Dataset excerpts:
--- --- ---
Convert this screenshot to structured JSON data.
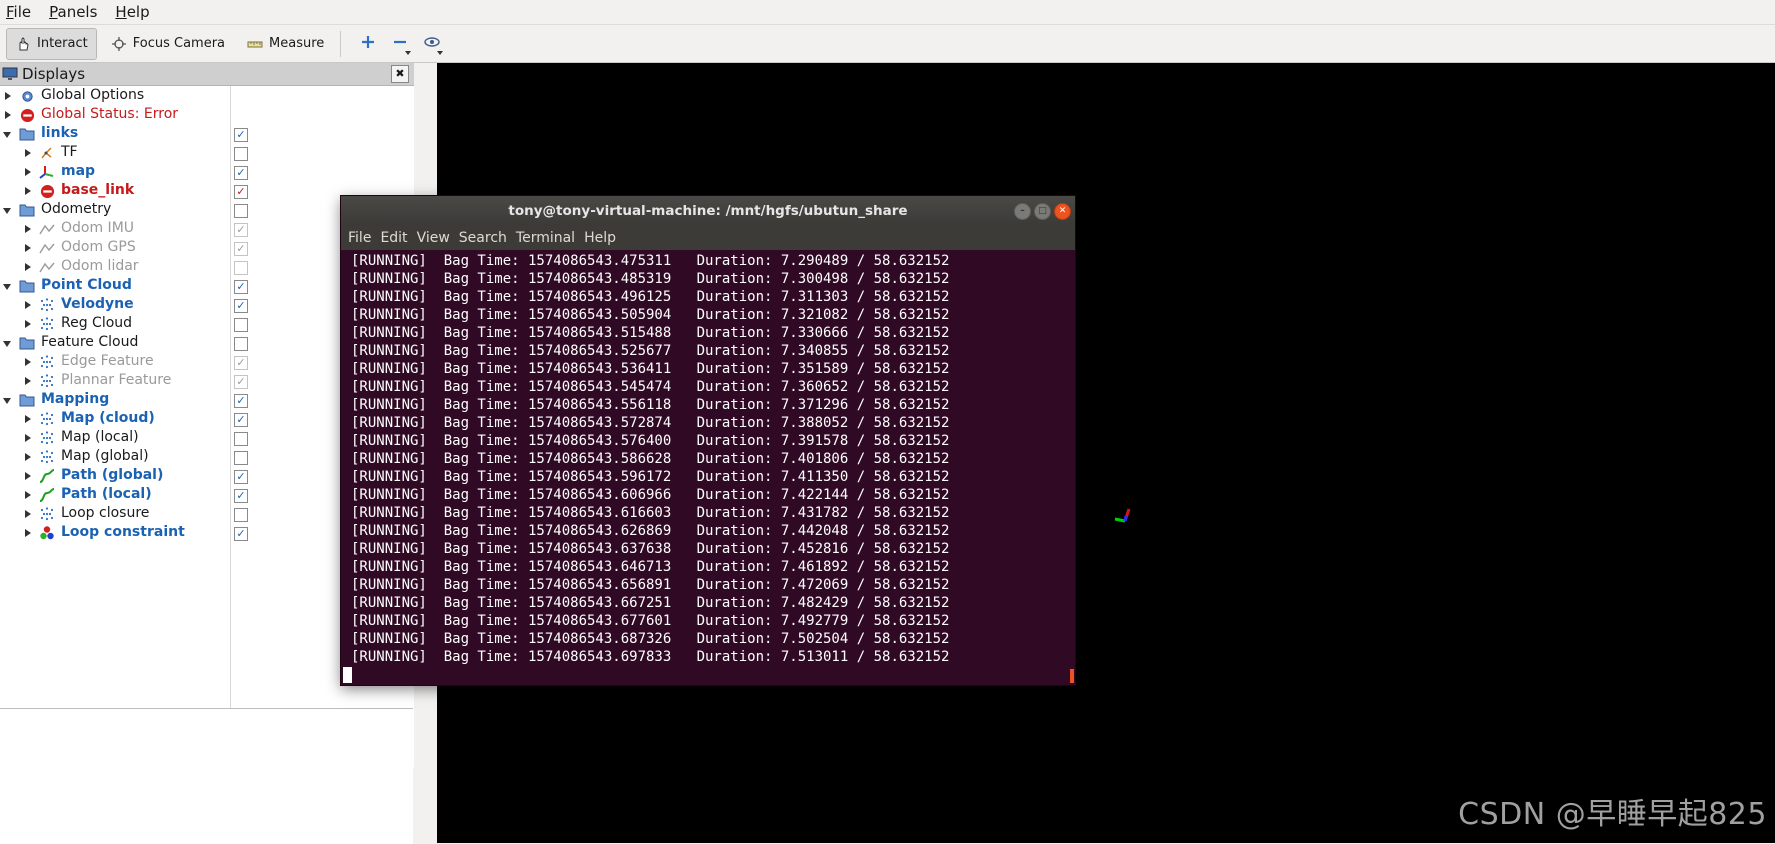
{
  "menubar": {
    "items": [
      "File",
      "Panels",
      "Help"
    ]
  },
  "toolbar": {
    "interact": "Interact",
    "focus_camera": "Focus Camera",
    "measure": "Measure"
  },
  "displays": {
    "title": "Displays",
    "tree": [
      {
        "label": "Global Options",
        "icon": "gear-icon",
        "style": "normal",
        "check": null
      },
      {
        "label": "Global Status: Error",
        "icon": "error-icon",
        "style": "red",
        "check": null
      },
      {
        "label": "links",
        "icon": "folder-icon",
        "style": "blue",
        "check": "on"
      },
      {
        "label": "TF",
        "icon": "tf-icon",
        "style": "normal",
        "check": "off"
      },
      {
        "label": "map",
        "icon": "axes-icon",
        "style": "blue",
        "check": "on"
      },
      {
        "label": "base_link",
        "icon": "error-icon",
        "style": "redbold",
        "check": "on"
      },
      {
        "label": "Odometry",
        "icon": "folder-icon",
        "style": "normal",
        "check": "off"
      },
      {
        "label": "Odom IMU",
        "icon": "odometry-icon",
        "style": "gray",
        "check": "on"
      },
      {
        "label": "Odom GPS",
        "icon": "odometry-icon",
        "style": "gray",
        "check": "on"
      },
      {
        "label": "Odom lidar",
        "icon": "odometry-icon",
        "style": "gray",
        "check": "off"
      },
      {
        "label": "Point Cloud",
        "icon": "folder-icon",
        "style": "blue",
        "check": "on"
      },
      {
        "label": "Velodyne",
        "icon": "pointcloud-icon",
        "style": "blue",
        "check": "on"
      },
      {
        "label": "Reg Cloud",
        "icon": "pointcloud-icon",
        "style": "normal",
        "check": "off"
      },
      {
        "label": "Feature Cloud",
        "icon": "folder-icon",
        "style": "normal",
        "check": "off"
      },
      {
        "label": "Edge Feature",
        "icon": "pointcloud-icon",
        "style": "gray",
        "check": "on"
      },
      {
        "label": "Plannar Feature",
        "icon": "pointcloud-icon",
        "style": "gray",
        "check": "on"
      },
      {
        "label": "Mapping",
        "icon": "folder-icon",
        "style": "blue",
        "check": "on"
      },
      {
        "label": "Map (cloud)",
        "icon": "pointcloud-icon",
        "style": "blue",
        "check": "on"
      },
      {
        "label": "Map (local)",
        "icon": "pointcloud-icon",
        "style": "normal",
        "check": "off"
      },
      {
        "label": "Map (global)",
        "icon": "pointcloud-icon",
        "style": "normal",
        "check": "off"
      },
      {
        "label": "Path (global)",
        "icon": "path-icon",
        "style": "blue",
        "check": "on"
      },
      {
        "label": "Path (local)",
        "icon": "path-icon",
        "style": "blue",
        "check": "on"
      },
      {
        "label": "Loop closure",
        "icon": "pointcloud-icon",
        "style": "normal",
        "check": "off"
      },
      {
        "label": "Loop constraint",
        "icon": "marker-icon",
        "style": "blue",
        "check": "on"
      }
    ]
  },
  "terminal": {
    "title": "tony@tony-virtual-machine: /mnt/hgfs/ubutun_share",
    "menu": [
      "File",
      "Edit",
      "View",
      "Search",
      "Terminal",
      "Help"
    ],
    "lines": [
      "[RUNNING]  Bag Time: 1574086543.475311   Duration: 7.290489 / 58.632152",
      "[RUNNING]  Bag Time: 1574086543.485319   Duration: 7.300498 / 58.632152",
      "[RUNNING]  Bag Time: 1574086543.496125   Duration: 7.311303 / 58.632152",
      "[RUNNING]  Bag Time: 1574086543.505904   Duration: 7.321082 / 58.632152",
      "[RUNNING]  Bag Time: 1574086543.515488   Duration: 7.330666 / 58.632152",
      "[RUNNING]  Bag Time: 1574086543.525677   Duration: 7.340855 / 58.632152",
      "[RUNNING]  Bag Time: 1574086543.536411   Duration: 7.351589 / 58.632152",
      "[RUNNING]  Bag Time: 1574086543.545474   Duration: 7.360652 / 58.632152",
      "[RUNNING]  Bag Time: 1574086543.556118   Duration: 7.371296 / 58.632152",
      "[RUNNING]  Bag Time: 1574086543.572874   Duration: 7.388052 / 58.632152",
      "[RUNNING]  Bag Time: 1574086543.576400   Duration: 7.391578 / 58.632152",
      "[RUNNING]  Bag Time: 1574086543.586628   Duration: 7.401806 / 58.632152",
      "[RUNNING]  Bag Time: 1574086543.596172   Duration: 7.411350 / 58.632152",
      "[RUNNING]  Bag Time: 1574086543.606966   Duration: 7.422144 / 58.632152",
      "[RUNNING]  Bag Time: 1574086543.616603   Duration: 7.431782 / 58.632152",
      "[RUNNING]  Bag Time: 1574086543.626869   Duration: 7.442048 / 58.632152",
      "[RUNNING]  Bag Time: 1574086543.637638   Duration: 7.452816 / 58.632152",
      "[RUNNING]  Bag Time: 1574086543.646713   Duration: 7.461892 / 58.632152",
      "[RUNNING]  Bag Time: 1574086543.656891   Duration: 7.472069 / 58.632152",
      "[RUNNING]  Bag Time: 1574086543.667251   Duration: 7.482429 / 58.632152",
      "[RUNNING]  Bag Time: 1574086543.677601   Duration: 7.492779 / 58.632152",
      "[RUNNING]  Bag Time: 1574086543.687326   Duration: 7.502504 / 58.632152",
      "[RUNNING]  Bag Time: 1574086543.697833   Duration: 7.513011 / 58.632152"
    ]
  },
  "watermark": "CSDN @早睡早起825",
  "colors": {
    "blue_label": "#1b62b3",
    "red_label": "#c61a1a",
    "terminal_bg": "#300a24",
    "view_bg": "#000000"
  }
}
--- --- ---
In this exercise, set down all of the data exactly, without the pictures.

Result below:
Convert this screenshot to structured JSON data.
{
  "menubar": {
    "items": [
      "File",
      "Panels",
      "Help"
    ]
  },
  "toolbar": {
    "interact": "Interact",
    "focus_camera": "Focus Camera",
    "measure": "Measure"
  },
  "displays": {
    "title": "Displays",
    "tree": [
      {
        "label": "Global Options",
        "icon": "gear-icon",
        "style": "normal",
        "check": null
      },
      {
        "label": "Global Status: Error",
        "icon": "error-icon",
        "style": "red",
        "check": null
      },
      {
        "label": "links",
        "icon": "folder-icon",
        "style": "blue",
        "check": "on"
      },
      {
        "label": "TF",
        "icon": "tf-icon",
        "style": "normal",
        "check": "off"
      },
      {
        "label": "map",
        "icon": "axes-icon",
        "style": "blue",
        "check": "on"
      },
      {
        "label": "base_link",
        "icon": "error-icon",
        "style": "redbold",
        "check": "on"
      },
      {
        "label": "Odometry",
        "icon": "folder-icon",
        "style": "normal",
        "check": "off"
      },
      {
        "label": "Odom IMU",
        "icon": "odometry-icon",
        "style": "gray",
        "check": "on"
      },
      {
        "label": "Odom GPS",
        "icon": "odometry-icon",
        "style": "gray",
        "check": "on"
      },
      {
        "label": "Odom lidar",
        "icon": "odometry-icon",
        "style": "gray",
        "check": "off"
      },
      {
        "label": "Point Cloud",
        "icon": "folder-icon",
        "style": "blue",
        "check": "on"
      },
      {
        "label": "Velodyne",
        "icon": "pointcloud-icon",
        "style": "blue",
        "check": "on"
      },
      {
        "label": "Reg Cloud",
        "icon": "pointcloud-icon",
        "style": "normal",
        "check": "off"
      },
      {
        "label": "Feature Cloud",
        "icon": "folder-icon",
        "style": "normal",
        "check": "off"
      },
      {
        "label": "Edge Feature",
        "icon": "pointcloud-icon",
        "style": "gray",
        "check": "on"
      },
      {
        "label": "Plannar Feature",
        "icon": "pointcloud-icon",
        "style": "gray",
        "check": "on"
      },
      {
        "label": "Mapping",
        "icon": "folder-icon",
        "style": "blue",
        "check": "on"
      },
      {
        "label": "Map (cloud)",
        "icon": "pointcloud-icon",
        "style": "blue",
        "check": "on"
      },
      {
        "label": "Map (local)",
        "icon": "pointcloud-icon",
        "style": "normal",
        "check": "off"
      },
      {
        "label": "Map (global)",
        "icon": "pointcloud-icon",
        "style": "normal",
        "check": "off"
      },
      {
        "label": "Path (global)",
        "icon": "path-icon",
        "style": "blue",
        "check": "on"
      },
      {
        "label": "Path (local)",
        "icon": "path-icon",
        "style": "blue",
        "check": "on"
      },
      {
        "label": "Loop closure",
        "icon": "pointcloud-icon",
        "style": "normal",
        "check": "off"
      },
      {
        "label": "Loop constraint",
        "icon": "marker-icon",
        "style": "blue",
        "check": "on"
      }
    ]
  },
  "terminal": {
    "title": "tony@tony-virtual-machine: /mnt/hgfs/ubutun_share",
    "menu": [
      "File",
      "Edit",
      "View",
      "Search",
      "Terminal",
      "Help"
    ],
    "lines": [
      "[RUNNING]  Bag Time: 1574086543.475311   Duration: 7.290489 / 58.632152",
      "[RUNNING]  Bag Time: 1574086543.485319   Duration: 7.300498 / 58.632152",
      "[RUNNING]  Bag Time: 1574086543.496125   Duration: 7.311303 / 58.632152",
      "[RUNNING]  Bag Time: 1574086543.505904   Duration: 7.321082 / 58.632152",
      "[RUNNING]  Bag Time: 1574086543.515488   Duration: 7.330666 / 58.632152",
      "[RUNNING]  Bag Time: 1574086543.525677   Duration: 7.340855 / 58.632152",
      "[RUNNING]  Bag Time: 1574086543.536411   Duration: 7.351589 / 58.632152",
      "[RUNNING]  Bag Time: 1574086543.545474   Duration: 7.360652 / 58.632152",
      "[RUNNING]  Bag Time: 1574086543.556118   Duration: 7.371296 / 58.632152",
      "[RUNNING]  Bag Time: 1574086543.572874   Duration: 7.388052 / 58.632152",
      "[RUNNING]  Bag Time: 1574086543.576400   Duration: 7.391578 / 58.632152",
      "[RUNNING]  Bag Time: 1574086543.586628   Duration: 7.401806 / 58.632152",
      "[RUNNING]  Bag Time: 1574086543.596172   Duration: 7.411350 / 58.632152",
      "[RUNNING]  Bag Time: 1574086543.606966   Duration: 7.422144 / 58.632152",
      "[RUNNING]  Bag Time: 1574086543.616603   Duration: 7.431782 / 58.632152",
      "[RUNNING]  Bag Time: 1574086543.626869   Duration: 7.442048 / 58.632152",
      "[RUNNING]  Bag Time: 1574086543.637638   Duration: 7.452816 / 58.632152",
      "[RUNNING]  Bag Time: 1574086543.646713   Duration: 7.461892 / 58.632152",
      "[RUNNING]  Bag Time: 1574086543.656891   Duration: 7.472069 / 58.632152",
      "[RUNNING]  Bag Time: 1574086543.667251   Duration: 7.482429 / 58.632152",
      "[RUNNING]  Bag Time: 1574086543.677601   Duration: 7.492779 / 58.632152",
      "[RUNNING]  Bag Time: 1574086543.687326   Duration: 7.502504 / 58.632152",
      "[RUNNING]  Bag Time: 1574086543.697833   Duration: 7.513011 / 58.632152"
    ]
  },
  "watermark": "CSDN @早睡早起825",
  "colors": {
    "blue_label": "#1b62b3",
    "red_label": "#c61a1a",
    "terminal_bg": "#300a24",
    "view_bg": "#000000"
  }
}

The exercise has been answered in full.